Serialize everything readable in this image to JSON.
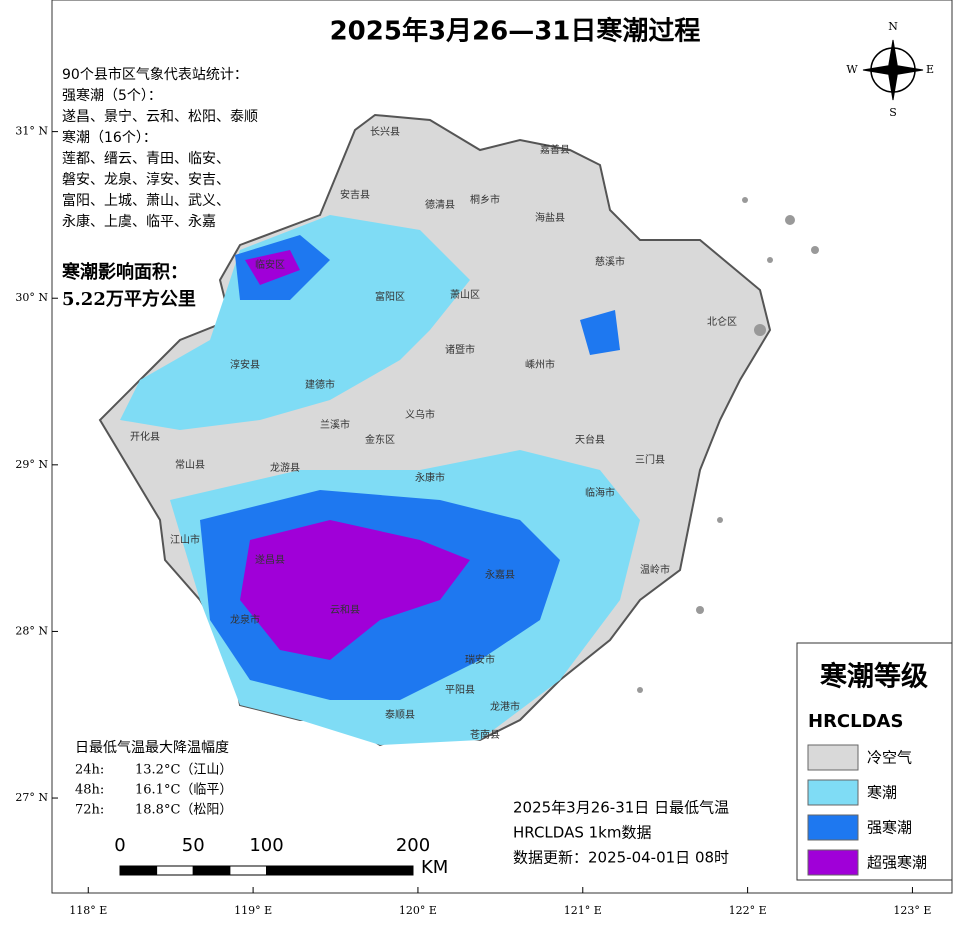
{
  "title": "2025年3月26—31日寒潮过程",
  "stats": {
    "heading": "90个县市区气象代表站统计：",
    "groups": [
      {
        "label": "强寒潮（5个）：",
        "lines": [
          "遂昌、景宁、云和、松阳、泰顺"
        ]
      },
      {
        "label": "寒潮（16个）：",
        "lines": [
          "莲都、缙云、青田、临安、",
          "磐安、龙泉、淳安、安吉、",
          "富阳、上城、萧山、武义、",
          "永康、上虞、临平、永嘉"
        ]
      }
    ]
  },
  "area": {
    "label": "寒潮影响面积：",
    "value": "5.22万平方公里"
  },
  "drop": {
    "heading": "日最低气温最大降温幅度",
    "rows": [
      [
        "24h:",
        "13.2°C（江山）"
      ],
      [
        "48h:",
        "16.1°C（临平）"
      ],
      [
        "72h:",
        "18.8°C（松阳）"
      ]
    ]
  },
  "legend": {
    "title": "寒潮等级",
    "subtitle": "HRCLDAS",
    "items": [
      {
        "label": "冷空气",
        "color": "#d9d9d9"
      },
      {
        "label": "寒潮",
        "color": "#7fdcf5"
      },
      {
        "label": "强寒潮",
        "color": "#1e78f0"
      },
      {
        "label": "超强寒潮",
        "color": "#a000d8"
      }
    ]
  },
  "note": [
    "2025年3月26-31日 日最低气温",
    "HRCLDAS 1km数据",
    "数据更新：2025-04-01日 08时"
  ],
  "scale_bar": {
    "ticks": [
      0,
      50,
      100,
      200
    ],
    "unit": "KM"
  },
  "compass": [
    "N",
    "E",
    "S",
    "W"
  ],
  "axes": {
    "lon_lim": [
      117.78,
      123.24
    ],
    "lat_lim": [
      26.43,
      31.79
    ],
    "lat_ticks": [
      {
        "value": 31,
        "label": "31° N"
      },
      {
        "value": 30,
        "label": "30° N"
      },
      {
        "value": 29,
        "label": "29° N"
      },
      {
        "value": 28,
        "label": "28° N"
      },
      {
        "value": 27,
        "label": "27° N"
      }
    ],
    "lon_ticks": [
      {
        "value": 118,
        "label": "118° E"
      },
      {
        "value": 119,
        "label": "119° E"
      },
      {
        "value": 120,
        "label": "120° E"
      },
      {
        "value": 121,
        "label": "121° E"
      },
      {
        "value": 122,
        "label": "122° E"
      },
      {
        "value": 123,
        "label": "123° E"
      }
    ]
  },
  "places": [
    "长兴县",
    "安吉县",
    "德清县",
    "嘉善县",
    "海盐县",
    "桐乡市",
    "临安区",
    "富阳区",
    "萧山区",
    "慈溪市",
    "北仑区",
    "诸暨市",
    "嵊州市",
    "淳安县",
    "建德市",
    "开化县",
    "兰溪市",
    "义乌市",
    "金东区",
    "天台县",
    "常山县",
    "龙游县",
    "永康市",
    "三门县",
    "临海市",
    "江山市",
    "遂昌县",
    "永嘉县",
    "龙泉市",
    "云和县",
    "瑞安市",
    "平阳县",
    "泰顺县",
    "苍南县",
    "温岭市",
    "龙港市"
  ]
}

+-------+

Give every line above again exactly, with no pictures.

Serialize everything readable in this image to JSON.
{
  "title": "2025年3月26—31日寒潮过程",
  "stats": {
    "heading": "90个县市区气象代表站统计：",
    "groups": [
      {
        "label": "强寒潮（5个）：",
        "lines": [
          "遂昌、景宁、云和、松阳、泰顺"
        ]
      },
      {
        "label": "寒潮（16个）：",
        "lines": [
          "莲都、缙云、青田、临安、",
          "磐安、龙泉、淳安、安吉、",
          "富阳、上城、萧山、武义、",
          "永康、上虞、临平、永嘉"
        ]
      }
    ]
  },
  "area": {
    "label": "寒潮影响面积：",
    "value": "5.22万平方公里"
  },
  "drop": {
    "heading": "日最低气温最大降温幅度",
    "rows": [
      [
        "24h:",
        "13.2°C（江山）"
      ],
      [
        "48h:",
        "16.1°C（临平）"
      ],
      [
        "72h:",
        "18.8°C（松阳）"
      ]
    ]
  },
  "legend": {
    "title": "寒潮等级",
    "subtitle": "HRCLDAS",
    "items": [
      {
        "label": "冷空气",
        "color": "#d9d9d9"
      },
      {
        "label": "寒潮",
        "color": "#7fdcf5"
      },
      {
        "label": "强寒潮",
        "color": "#1e78f0"
      },
      {
        "label": "超强寒潮",
        "color": "#a000d8"
      }
    ]
  },
  "note": [
    "2025年3月26-31日 日最低气温",
    "HRCLDAS 1km数据",
    "数据更新：2025-04-01日 08时"
  ],
  "scale_bar": {
    "ticks": [
      0,
      50,
      100,
      200
    ],
    "unit": "KM"
  },
  "compass": [
    "N",
    "E",
    "S",
    "W"
  ],
  "axes": {
    "lon_lim": [
      117.78,
      123.24
    ],
    "lat_lim": [
      26.43,
      31.79
    ],
    "lat_ticks": [
      {
        "value": 31,
        "label": "31° N"
      },
      {
        "value": 30,
        "label": "30° N"
      },
      {
        "value": 29,
        "label": "29° N"
      },
      {
        "value": 28,
        "label": "28° N"
      },
      {
        "value": 27,
        "label": "27° N"
      }
    ],
    "lon_ticks": [
      {
        "value": 118,
        "label": "118° E"
      },
      {
        "value": 119,
        "label": "119° E"
      },
      {
        "value": 120,
        "label": "120° E"
      },
      {
        "value": 121,
        "label": "121° E"
      },
      {
        "value": 122,
        "label": "122° E"
      },
      {
        "value": 123,
        "label": "123° E"
      }
    ]
  },
  "places": [
    "长兴县",
    "安吉县",
    "德清县",
    "嘉善县",
    "海盐县",
    "桐乡市",
    "临安区",
    "富阳区",
    "萧山区",
    "慈溪市",
    "北仑区",
    "诸暨市",
    "嵊州市",
    "淳安县",
    "建德市",
    "开化县",
    "兰溪市",
    "义乌市",
    "金东区",
    "天台县",
    "常山县",
    "龙游县",
    "永康市",
    "三门县",
    "临海市",
    "江山市",
    "遂昌县",
    "永嘉县",
    "龙泉市",
    "云和县",
    "瑞安市",
    "平阳县",
    "泰顺县",
    "苍南县",
    "温岭市",
    "龙港市"
  ]
}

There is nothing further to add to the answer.